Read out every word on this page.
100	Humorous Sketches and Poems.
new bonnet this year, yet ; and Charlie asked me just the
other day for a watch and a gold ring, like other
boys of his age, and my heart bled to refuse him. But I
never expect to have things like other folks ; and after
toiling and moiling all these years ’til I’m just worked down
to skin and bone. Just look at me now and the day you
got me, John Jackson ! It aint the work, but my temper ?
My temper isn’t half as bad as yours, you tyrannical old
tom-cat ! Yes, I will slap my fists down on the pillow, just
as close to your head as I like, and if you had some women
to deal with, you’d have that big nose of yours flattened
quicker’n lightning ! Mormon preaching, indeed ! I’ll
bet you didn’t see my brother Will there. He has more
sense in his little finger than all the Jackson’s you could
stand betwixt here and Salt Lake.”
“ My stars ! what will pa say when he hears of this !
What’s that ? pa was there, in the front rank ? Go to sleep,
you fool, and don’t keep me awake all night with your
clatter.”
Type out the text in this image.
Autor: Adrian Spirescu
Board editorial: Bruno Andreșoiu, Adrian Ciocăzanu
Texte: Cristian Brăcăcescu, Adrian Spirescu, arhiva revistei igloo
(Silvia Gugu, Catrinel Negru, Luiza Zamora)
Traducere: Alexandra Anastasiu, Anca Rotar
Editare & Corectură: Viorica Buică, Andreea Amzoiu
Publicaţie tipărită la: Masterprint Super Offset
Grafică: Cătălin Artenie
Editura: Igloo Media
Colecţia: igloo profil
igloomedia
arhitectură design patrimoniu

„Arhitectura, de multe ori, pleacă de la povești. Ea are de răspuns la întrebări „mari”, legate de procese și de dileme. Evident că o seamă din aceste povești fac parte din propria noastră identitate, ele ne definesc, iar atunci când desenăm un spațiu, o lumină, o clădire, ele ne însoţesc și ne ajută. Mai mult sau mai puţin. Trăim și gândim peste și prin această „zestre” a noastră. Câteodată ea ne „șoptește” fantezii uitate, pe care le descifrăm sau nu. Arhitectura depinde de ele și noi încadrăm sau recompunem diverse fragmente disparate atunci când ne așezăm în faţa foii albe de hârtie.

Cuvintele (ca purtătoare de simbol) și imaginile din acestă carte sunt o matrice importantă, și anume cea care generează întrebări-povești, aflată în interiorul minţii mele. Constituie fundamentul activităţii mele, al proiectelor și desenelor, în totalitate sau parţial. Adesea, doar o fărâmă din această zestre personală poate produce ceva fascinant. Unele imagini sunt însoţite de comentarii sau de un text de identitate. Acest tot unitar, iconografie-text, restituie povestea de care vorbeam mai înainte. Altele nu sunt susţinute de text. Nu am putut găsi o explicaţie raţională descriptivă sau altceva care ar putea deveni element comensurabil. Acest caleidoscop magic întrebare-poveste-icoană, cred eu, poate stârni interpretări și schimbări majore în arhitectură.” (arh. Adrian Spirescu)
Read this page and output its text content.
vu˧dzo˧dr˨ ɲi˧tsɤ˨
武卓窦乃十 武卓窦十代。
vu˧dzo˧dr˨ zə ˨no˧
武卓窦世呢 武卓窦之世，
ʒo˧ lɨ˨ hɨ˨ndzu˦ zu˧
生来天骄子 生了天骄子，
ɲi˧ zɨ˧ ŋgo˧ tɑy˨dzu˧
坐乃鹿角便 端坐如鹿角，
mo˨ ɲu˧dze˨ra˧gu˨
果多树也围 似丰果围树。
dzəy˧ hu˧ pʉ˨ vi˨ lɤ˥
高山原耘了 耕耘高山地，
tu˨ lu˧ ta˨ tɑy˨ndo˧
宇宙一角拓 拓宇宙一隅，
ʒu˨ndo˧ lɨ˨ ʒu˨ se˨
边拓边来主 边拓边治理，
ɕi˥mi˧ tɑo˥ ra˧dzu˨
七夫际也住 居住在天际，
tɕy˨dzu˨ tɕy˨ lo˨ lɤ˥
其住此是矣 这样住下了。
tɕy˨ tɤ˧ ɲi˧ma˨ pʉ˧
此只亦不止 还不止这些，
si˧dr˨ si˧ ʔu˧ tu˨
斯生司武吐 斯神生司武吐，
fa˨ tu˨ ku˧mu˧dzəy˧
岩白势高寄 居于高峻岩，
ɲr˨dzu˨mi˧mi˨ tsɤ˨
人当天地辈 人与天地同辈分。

########################################

The request =
Respond with the number of lines containing "this" and no additional words.

Completed exercise =
5